Work to be completed: Tally the lines in the records underneath that contain the string "Oberhausen", and state the figure by itself.

--- START Records supplied ---

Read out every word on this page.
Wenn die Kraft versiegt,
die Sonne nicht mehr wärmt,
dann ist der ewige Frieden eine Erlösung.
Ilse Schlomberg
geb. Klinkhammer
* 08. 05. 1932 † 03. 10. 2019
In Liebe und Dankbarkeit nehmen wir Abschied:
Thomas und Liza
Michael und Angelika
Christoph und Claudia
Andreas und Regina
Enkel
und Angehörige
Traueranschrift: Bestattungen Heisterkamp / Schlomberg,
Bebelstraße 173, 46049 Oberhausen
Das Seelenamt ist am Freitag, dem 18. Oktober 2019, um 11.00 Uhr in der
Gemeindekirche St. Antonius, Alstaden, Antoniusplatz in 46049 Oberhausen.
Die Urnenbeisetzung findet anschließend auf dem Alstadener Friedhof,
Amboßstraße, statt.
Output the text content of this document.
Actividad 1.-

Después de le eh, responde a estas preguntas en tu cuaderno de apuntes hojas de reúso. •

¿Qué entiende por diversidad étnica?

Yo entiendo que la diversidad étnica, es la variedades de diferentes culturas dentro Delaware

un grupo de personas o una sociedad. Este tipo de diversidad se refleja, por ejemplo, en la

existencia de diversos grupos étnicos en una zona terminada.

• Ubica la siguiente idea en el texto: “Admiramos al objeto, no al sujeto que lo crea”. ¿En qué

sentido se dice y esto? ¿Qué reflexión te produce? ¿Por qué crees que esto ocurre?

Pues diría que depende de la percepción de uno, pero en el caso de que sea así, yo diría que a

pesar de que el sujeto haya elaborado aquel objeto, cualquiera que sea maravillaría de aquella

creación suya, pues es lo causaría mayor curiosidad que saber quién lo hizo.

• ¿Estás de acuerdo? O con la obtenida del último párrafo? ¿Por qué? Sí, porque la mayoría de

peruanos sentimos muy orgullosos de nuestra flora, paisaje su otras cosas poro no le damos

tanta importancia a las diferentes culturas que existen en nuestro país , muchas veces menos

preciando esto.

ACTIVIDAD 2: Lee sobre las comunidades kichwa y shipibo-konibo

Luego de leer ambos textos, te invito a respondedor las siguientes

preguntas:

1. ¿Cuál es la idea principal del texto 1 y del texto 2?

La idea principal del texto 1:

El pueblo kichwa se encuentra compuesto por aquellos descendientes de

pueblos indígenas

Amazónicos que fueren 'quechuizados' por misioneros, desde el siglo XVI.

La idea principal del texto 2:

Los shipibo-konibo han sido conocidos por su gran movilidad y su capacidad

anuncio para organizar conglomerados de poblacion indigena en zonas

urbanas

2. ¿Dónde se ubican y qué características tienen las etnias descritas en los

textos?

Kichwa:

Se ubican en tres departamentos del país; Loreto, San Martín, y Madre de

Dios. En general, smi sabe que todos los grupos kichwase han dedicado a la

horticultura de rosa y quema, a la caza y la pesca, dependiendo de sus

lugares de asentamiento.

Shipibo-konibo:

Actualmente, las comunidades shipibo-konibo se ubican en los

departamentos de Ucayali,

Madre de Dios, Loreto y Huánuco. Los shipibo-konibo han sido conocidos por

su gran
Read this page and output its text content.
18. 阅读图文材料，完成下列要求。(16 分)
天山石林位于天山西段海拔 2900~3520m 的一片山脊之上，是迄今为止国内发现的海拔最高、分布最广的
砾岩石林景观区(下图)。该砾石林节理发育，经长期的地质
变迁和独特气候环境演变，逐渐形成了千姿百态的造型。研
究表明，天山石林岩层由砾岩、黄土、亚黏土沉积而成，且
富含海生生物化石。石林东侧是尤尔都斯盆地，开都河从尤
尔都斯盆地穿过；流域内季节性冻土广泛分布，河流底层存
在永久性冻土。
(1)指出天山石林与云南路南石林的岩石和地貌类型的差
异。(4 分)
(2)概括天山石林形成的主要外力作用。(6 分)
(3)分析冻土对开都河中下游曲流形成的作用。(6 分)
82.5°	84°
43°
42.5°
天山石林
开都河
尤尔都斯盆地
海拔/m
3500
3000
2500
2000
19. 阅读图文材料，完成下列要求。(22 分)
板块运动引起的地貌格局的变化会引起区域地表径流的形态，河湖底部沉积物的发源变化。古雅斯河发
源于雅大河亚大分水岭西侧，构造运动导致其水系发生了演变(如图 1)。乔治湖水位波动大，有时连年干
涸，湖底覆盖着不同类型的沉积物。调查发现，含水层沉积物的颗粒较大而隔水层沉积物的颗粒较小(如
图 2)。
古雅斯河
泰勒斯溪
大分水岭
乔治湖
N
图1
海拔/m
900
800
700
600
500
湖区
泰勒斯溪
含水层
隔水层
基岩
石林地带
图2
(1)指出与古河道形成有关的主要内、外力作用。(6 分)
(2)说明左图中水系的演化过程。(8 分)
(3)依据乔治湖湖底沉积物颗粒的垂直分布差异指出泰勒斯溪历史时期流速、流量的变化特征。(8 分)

--- END Records supplied ---

Solution: 2